** Begin Material for the task **

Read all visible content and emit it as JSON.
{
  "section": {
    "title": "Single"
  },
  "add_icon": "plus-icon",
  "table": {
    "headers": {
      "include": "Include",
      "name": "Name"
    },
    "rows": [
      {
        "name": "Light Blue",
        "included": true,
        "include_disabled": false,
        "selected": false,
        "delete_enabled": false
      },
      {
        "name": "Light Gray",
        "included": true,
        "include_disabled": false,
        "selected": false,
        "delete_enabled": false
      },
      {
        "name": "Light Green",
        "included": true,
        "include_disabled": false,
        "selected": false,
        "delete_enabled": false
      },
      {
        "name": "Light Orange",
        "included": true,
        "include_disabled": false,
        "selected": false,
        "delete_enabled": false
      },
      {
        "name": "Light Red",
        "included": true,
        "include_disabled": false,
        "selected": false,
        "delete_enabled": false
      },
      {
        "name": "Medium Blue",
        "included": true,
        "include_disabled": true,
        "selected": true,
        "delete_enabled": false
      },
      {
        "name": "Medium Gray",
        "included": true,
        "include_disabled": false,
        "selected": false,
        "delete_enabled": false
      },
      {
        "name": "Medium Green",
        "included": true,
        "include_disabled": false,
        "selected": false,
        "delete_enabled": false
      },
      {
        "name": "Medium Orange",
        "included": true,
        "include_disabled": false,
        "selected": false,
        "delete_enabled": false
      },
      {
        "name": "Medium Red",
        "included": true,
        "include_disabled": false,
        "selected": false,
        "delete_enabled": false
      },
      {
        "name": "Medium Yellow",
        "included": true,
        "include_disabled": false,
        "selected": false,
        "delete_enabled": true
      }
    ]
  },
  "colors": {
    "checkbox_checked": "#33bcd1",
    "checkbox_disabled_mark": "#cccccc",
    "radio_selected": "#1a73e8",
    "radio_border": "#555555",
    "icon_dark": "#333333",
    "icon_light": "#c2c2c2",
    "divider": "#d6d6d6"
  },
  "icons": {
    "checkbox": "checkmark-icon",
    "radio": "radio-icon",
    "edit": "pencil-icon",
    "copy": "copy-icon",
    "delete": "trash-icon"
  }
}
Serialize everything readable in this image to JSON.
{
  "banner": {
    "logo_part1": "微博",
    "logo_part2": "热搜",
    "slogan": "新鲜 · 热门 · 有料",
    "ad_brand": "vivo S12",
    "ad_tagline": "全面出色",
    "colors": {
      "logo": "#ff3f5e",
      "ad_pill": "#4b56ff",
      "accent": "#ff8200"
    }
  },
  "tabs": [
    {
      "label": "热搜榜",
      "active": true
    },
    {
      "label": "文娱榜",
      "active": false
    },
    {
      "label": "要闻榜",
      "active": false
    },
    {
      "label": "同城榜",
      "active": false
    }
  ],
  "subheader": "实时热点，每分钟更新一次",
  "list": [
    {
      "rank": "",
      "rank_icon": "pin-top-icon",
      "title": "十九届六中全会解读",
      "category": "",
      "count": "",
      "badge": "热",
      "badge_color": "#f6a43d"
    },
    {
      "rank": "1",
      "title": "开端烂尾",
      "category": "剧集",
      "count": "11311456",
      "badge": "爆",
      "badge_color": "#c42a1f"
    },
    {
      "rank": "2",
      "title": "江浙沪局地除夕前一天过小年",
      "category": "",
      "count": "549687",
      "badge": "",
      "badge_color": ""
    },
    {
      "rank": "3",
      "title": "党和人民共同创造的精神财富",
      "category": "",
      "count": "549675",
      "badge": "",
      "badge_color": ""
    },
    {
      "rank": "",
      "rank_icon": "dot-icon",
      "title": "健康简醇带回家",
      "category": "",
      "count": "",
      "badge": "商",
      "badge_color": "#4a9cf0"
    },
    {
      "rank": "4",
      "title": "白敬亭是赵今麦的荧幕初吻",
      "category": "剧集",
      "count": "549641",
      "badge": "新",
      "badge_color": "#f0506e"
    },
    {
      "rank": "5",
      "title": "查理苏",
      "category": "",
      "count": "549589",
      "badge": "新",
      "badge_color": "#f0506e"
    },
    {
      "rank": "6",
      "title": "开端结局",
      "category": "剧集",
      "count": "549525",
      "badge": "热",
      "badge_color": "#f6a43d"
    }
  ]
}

** End Material for the task **

The problem :: Write the material out exactly, with nothing left out.

Exercise response ::
Read all visible content and emit it as JSON.
{
  "section": {
    "title": "Single"
  },
  "add_icon": "plus-icon",
  "table": {
    "headers": {
      "include": "Include",
      "name": "Name"
    },
    "rows": [
      {
        "name": "Light Blue",
        "included": true,
        "include_disabled": false,
        "selected": false,
        "delete_enabled": false
      },
      {
        "name": "Light Gray",
        "included": true,
        "include_disabled": false,
        "selected": false,
        "delete_enabled": false
      },
      {
        "name": "Light Green",
        "included": true,
        "include_disabled": false,
        "selected": false,
        "delete_enabled": false
      },
      {
        "name": "Light Orange",
        "included": true,
        "include_disabled": false,
        "selected": false,
        "delete_enabled": false
      },
      {
        "name": "Light Red",
        "included": true,
        "include_disabled": false,
        "selected": false,
        "delete_enabled": false
      },
      {
        "name": "Medium Blue",
        "included": true,
        "include_disabled": true,
        "selected": true,
        "delete_enabled": false
      },
      {
        "name": "Medium Gray",
        "included": true,
        "include_disabled": false,
        "selected": false,
        "delete_enabled": false
      },
      {
        "name": "Medium Green",
        "included": true,
        "include_disabled": false,
        "selected": false,
        "delete_enabled": false
      },
      {
        "name": "Medium Orange",
        "included": true,
        "include_disabled": false,
        "selected": false,
        "delete_enabled": false
      },
      {
        "name": "Medium Red",
        "included": true,
        "include_disabled": false,
        "selected": false,
        "delete_enabled": false
      },
      {
        "name": "Medium Yellow",
        "included": true,
        "include_disabled": false,
        "selected": false,
        "delete_enabled": true
      }
    ]
  },
  "colors": {
    "checkbox_checked": "#33bcd1",
    "checkbox_disabled_mark": "#cccccc",
    "radio_selected": "#1a73e8",
    "radio_border": "#555555",
    "icon_dark": "#333333",
    "icon_light": "#c2c2c2",
    "divider": "#d6d6d6"
  },
  "icons": {
    "checkbox": "checkmark-icon",
    "radio": "radio-icon",
    "edit": "pencil-icon",
    "copy": "copy-icon",
    "delete": "trash-icon"
  }
}
Serialize everything readable in this image to JSON.
{
  "banner": {
    "logo_part1": "微博",
    "logo_part2": "热搜",
    "slogan": "新鲜 · 热门 · 有料",
    "ad_brand": "vivo S12",
    "ad_tagline": "全面出色",
    "colors": {
      "logo": "#ff3f5e",
      "ad_pill": "#4b56ff",
      "accent": "#ff8200"
    }
  },
  "tabs": [
    {
      "label": "热搜榜",
      "active": true
    },
    {
      "label": "文娱榜",
      "active": false
    },
    {
      "label": "要闻榜",
      "active": false
    },
    {
      "label": "同城榜",
      "active": false
    }
  ],
  "subheader": "实时热点，每分钟更新一次",
  "list": [
    {
      "rank": "",
      "rank_icon": "pin-top-icon",
      "title": "十九届六中全会解读",
      "category": "",
      "count": "",
      "badge": "热",
      "badge_color": "#f6a43d"
    },
    {
      "rank": "1",
      "title": "开端烂尾",
      "category": "剧集",
      "count": "11311456",
      "badge": "爆",
      "badge_color": "#c42a1f"
    },
    {
      "rank": "2",
      "title": "江浙沪局地除夕前一天过小年",
      "category": "",
      "count": "549687",
      "badge": "",
      "badge_color": ""
    },
    {
      "rank": "3",
      "title": "党和人民共同创造的精神财富",
      "category": "",
      "count": "549675",
      "badge": "",
      "badge_color": ""
    },
    {
      "rank": "",
      "rank_icon": "dot-icon",
      "title": "健康简醇带回家",
      "category": "",
      "count": "",
      "badge": "商",
      "badge_color": "#4a9cf0"
    },
    {
      "rank": "4",
      "title": "白敬亭是赵今麦的荧幕初吻",
      "category": "剧集",
      "count": "549641",
      "badge": "新",
      "badge_color": "#f0506e"
    },
    {
      "rank": "5",
      "title": "查理苏",
      "category": "",
      "count": "549589",
      "badge": "新",
      "badge_color": "#f0506e"
    },
    {
      "rank": "6",
      "title": "开端结局",
      "category": "剧集",
      "count": "549525",
      "badge": "热",
      "badge_color": "#f6a43d"
    }
  ]
}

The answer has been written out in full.